[Opening SELECTED EXCERPT section]

PRAISES: Thank You that, combined with Hebrews 9, Your Word teaches that we can move in confidence without obsessing over the enemy's tricks. Thank You that You allow us to lay aside what would weigh us down and rob us from the joy of doing Your will. Thank You that we can be confident that Christ and those who have gone before us are encouraging us in the race we run.

APPLICATIONS: Joy in You and an emotional passion to pursue Your best is at the root of any spiritual discipline we can exercise. (Verses 1-11) When Paul says in 1 Corinthians that we can have the mind of Christ, the author of Hebrews gives us an intimate glimpse into what was on His mind and in His heart as He endured a trial greater than anything we would face. Robotic, wrote obedience to a prearranged plan was not His way. Hebrews says that Christ followed Your will for the JOY that was set before Him. This author also says, without contradiction, that Christ DESPISED the shame of sin.

Do we attempt to follow the Way without tapping into the new heart that generates such intense emotions? I'm afraid we do. Much worse, I'm afraid that we judge other followers of You who get too emotional, either in pursuing the joy that is set before them or in despising sin. Forgive us, Father, for thinking we can go through the motions outwardly successful without giving all that we are down to our emotional core to You. Where You have created or re-created us to live passionately and we have stifled that, forgive us, and give expression to the groanings of our spirits to express Your glory that are so visceral the rocks may cry out if we remain silent. Where, by nature or by long habit, we are cool and analytical, protect us from the condemnation of the enemy or those he uses and grow in us a language of careful, considered phrases to You that You will treasure.

Only by seeing a relationship with You as our most desirable end can we successfully fight temptation. (Verses 12-24) The author of Hebrews calls for a focused, disciplined, exercised pursuit of Your best. Why? It seems that he knows we will be pursuing something. If we, like Esau lose sight of how good Your literal blessing is, we will trade it for the things that can satisfy our immediate needs and wants. If we respond to an enlarged, and humbling, awareness of Your holiness by backing away rather than drawing closer like the children of Israel, our craving for material abundance and variety will overtake out craving for more of You. The author of Hebrews says the antidote for this is to keep in mind what You have in store for us that outshines any present temptation, a literal, physical Heaven of perfect provision and fellowship, made perfect because You are there and also expressing its perfection through the sanctified humans You created.

Which are we more attracted to today? Which do we talk about? Which do we spend money for? Because we battle with our flesh, the soup for which Esau sold his birthright will always seem attractive. But if we stay in Your Word and focus on what You show us of Yourself AND that physical future that You have for us for which we were created, we will not be distracted. We will be willing to exercise discipline because the reward will be SO much more than anything we give up along the way. Sharpen our focus, Father. May our direction and our affections be so different today, Father, that even those who have settled for making themselves experts in Esau's portion will crave what we have.

By staying in Your Word, we can receive correction and respond to it in love for You. (Verses 25-29) The author of Hebrews advises us not to take Your love for granted. He said in the previous section that Esau recognized what he had given up, but that it was too late. Using the parallel of a human father, these verses say that if we respond respectfully to human authority, how much more should we respect Yours that will last forever?

[Closing SELECTED EXCERPT section]
[Opening SOURCE MATERIAL section]

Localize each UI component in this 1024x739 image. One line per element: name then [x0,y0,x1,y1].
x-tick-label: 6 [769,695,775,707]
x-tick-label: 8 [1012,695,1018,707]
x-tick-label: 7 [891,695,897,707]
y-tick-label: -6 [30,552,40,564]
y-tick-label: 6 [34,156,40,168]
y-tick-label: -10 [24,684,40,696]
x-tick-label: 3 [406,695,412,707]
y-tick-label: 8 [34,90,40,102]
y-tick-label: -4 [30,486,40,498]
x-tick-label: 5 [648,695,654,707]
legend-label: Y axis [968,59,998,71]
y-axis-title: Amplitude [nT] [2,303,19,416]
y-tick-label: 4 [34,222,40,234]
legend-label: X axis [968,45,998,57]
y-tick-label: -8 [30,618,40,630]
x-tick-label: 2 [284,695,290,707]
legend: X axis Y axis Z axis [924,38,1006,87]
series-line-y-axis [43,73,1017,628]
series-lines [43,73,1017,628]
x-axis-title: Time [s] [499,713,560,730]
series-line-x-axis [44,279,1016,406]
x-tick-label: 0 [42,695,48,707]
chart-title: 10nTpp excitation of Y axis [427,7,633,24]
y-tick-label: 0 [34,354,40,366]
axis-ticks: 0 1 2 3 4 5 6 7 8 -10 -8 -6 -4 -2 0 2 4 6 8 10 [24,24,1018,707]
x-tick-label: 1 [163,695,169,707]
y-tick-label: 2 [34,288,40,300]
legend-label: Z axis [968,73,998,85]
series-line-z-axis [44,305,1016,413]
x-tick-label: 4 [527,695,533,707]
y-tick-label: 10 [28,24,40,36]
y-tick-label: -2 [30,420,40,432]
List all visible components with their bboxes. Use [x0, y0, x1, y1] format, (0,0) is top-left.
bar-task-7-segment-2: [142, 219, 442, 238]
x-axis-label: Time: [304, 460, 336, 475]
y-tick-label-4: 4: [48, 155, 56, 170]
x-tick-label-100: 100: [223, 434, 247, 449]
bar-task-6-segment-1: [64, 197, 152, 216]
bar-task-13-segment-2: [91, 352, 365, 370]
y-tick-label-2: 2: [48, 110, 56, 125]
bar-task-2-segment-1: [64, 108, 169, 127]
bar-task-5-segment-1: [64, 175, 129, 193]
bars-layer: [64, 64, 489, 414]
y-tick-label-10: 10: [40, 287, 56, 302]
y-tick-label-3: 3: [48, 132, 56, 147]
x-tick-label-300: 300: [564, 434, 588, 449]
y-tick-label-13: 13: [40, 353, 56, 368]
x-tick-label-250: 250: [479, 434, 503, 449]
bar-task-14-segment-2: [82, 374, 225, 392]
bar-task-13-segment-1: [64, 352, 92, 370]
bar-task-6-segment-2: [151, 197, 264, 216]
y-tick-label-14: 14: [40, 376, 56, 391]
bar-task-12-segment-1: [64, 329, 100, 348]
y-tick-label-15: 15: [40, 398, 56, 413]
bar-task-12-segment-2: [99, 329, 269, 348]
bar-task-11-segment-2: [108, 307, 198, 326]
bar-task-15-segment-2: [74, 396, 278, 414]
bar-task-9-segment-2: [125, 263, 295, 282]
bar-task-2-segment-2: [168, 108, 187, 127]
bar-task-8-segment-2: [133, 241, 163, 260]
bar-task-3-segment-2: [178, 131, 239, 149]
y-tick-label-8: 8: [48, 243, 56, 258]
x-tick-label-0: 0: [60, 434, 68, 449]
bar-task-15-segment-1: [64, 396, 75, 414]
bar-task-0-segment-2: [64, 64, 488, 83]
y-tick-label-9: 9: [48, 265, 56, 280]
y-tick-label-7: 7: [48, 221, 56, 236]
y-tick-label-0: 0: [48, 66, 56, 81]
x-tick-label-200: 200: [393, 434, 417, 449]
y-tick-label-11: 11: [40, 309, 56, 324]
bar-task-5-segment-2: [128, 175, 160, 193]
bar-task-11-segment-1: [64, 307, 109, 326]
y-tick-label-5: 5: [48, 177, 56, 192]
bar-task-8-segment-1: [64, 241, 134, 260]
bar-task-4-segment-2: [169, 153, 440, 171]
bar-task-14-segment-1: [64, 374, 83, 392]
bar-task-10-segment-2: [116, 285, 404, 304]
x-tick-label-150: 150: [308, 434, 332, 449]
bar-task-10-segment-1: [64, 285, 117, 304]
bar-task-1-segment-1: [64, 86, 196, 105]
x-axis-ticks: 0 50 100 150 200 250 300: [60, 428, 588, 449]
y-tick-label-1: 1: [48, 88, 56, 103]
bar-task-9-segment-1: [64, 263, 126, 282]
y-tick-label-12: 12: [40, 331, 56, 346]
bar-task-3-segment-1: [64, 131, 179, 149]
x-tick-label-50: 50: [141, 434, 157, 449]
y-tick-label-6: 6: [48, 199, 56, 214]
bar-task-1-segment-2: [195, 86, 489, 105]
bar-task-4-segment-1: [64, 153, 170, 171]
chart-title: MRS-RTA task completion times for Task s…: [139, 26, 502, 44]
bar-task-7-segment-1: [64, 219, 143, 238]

[Closing SOURCE MATERIAL section]

== WHAT IS NEEDED ==
Extend the prayer on Hebrews, starting right after its final sentence.

== RESPONSE AREA ==
Do we recognize the upheaval that is coming and the warnings that You give us as our Father? How many things do we chase in our thoughts and actions that are going to be entirely uprooted as You establish Your authority permanently? Redirect, Father, our affections and our sense of purpose for the day that You grant us to remain. Renew in us the holy fear that is so absent from this culture but so necessary in light of the judgment to come.

Hebrews 11 and Psalm 123
[info]brianesh73
THEME: The challenge this morning is, are we looking to the powers of the moment, or to the hand of the Master?

PRAISES: Thank You that Your hand is visible, even to us. Thank You that You give us examples of human beings the wavering faith like ours who even so acted in faith and are reckoned as faithful by You. Thank You that we have the same opportunity to leave a legacy of faithfulness for those who come behind us.

APPLICATIONS: Seeing a homeland not defined by a earthly constraints is going to impact how we live today. (Verses 1-16) The author of Hebrews says that the heroes of the faith make the decisions they did not because they did not want good things from You but because they wanted better than this world could contain. They were not simply moving AWAY from the fleeting and the mediocre but TOWARD tangible rewards that really last.

Do we have that kind of vision, and can we see You for more clarity there? Where we see Heaven as something vague and less than intently desirable, our actions will reflect ambivalence as we spend at least part of our energy chasing after the rewards we see. But if we see the "other country" of Heaven as that in which we were truly designed to experience the most real pleasure and anything else as a cheap imitation, we will choose differently. We will live like we are leaving, because we are. Our footprint on this world will not be measured in how much stuff we have or a how far we climbed up the ladder of secular rank. We will look toward, instead, how many hands we were able to put in Yours, and how many downcast eyes we were able to lift up to see the real and abundant life ahead. In a day that presents MANY challenges, help me to reserve part of my attention for what is ahead and what will outlast them.

The impact of our emotions is not that the impulses arise but in whether we act on them or in faith. (Verses 17-29) The text actually says that Moses did not fear Pharaoh. When his one deed of rebellion was discovered, he ran to the other side of the desert for 40 years. You had to reassure him that those who sought his life were dead. And yet, You record for the ages that he feared not. Do You have a faulty memory? Purposefully, yes, You do. Where we think that the temptations of our emotions will last forever and will define us, You show just how little they define how we are seen for eternity.

How, then, can we lead our emotions today? How can we leave a record for the ages that fear and limitations did not to find us even though in the moment those things are very real? Moses' change was in hearing from You and continuing to hear from You in spite of the weaknesses he saw in himself. Help us, then, to keep reading and keep listening to You and spite of how our emotions respond. Help us to make decisions rooted in faith rather than in fear.

Faith is demonstrated in spite of human weaknesses and sometimes in spite of earthly outcomes. (Verses 30-40) This section parallels the dramatic earthly bakeries You can win and have won with the faith-building irony that You do not always do so. You CAN overthrow the existing powers, like You did at Jericho, or You can allow them to stay in place and execute Your people unjustly. You can raise the dead of the faithful, and You can also bring the faithful home to be with You, even through circumstances we would not choose. Either way, the surpassing blessing is a "better resurrection" of which the current order is not worthy.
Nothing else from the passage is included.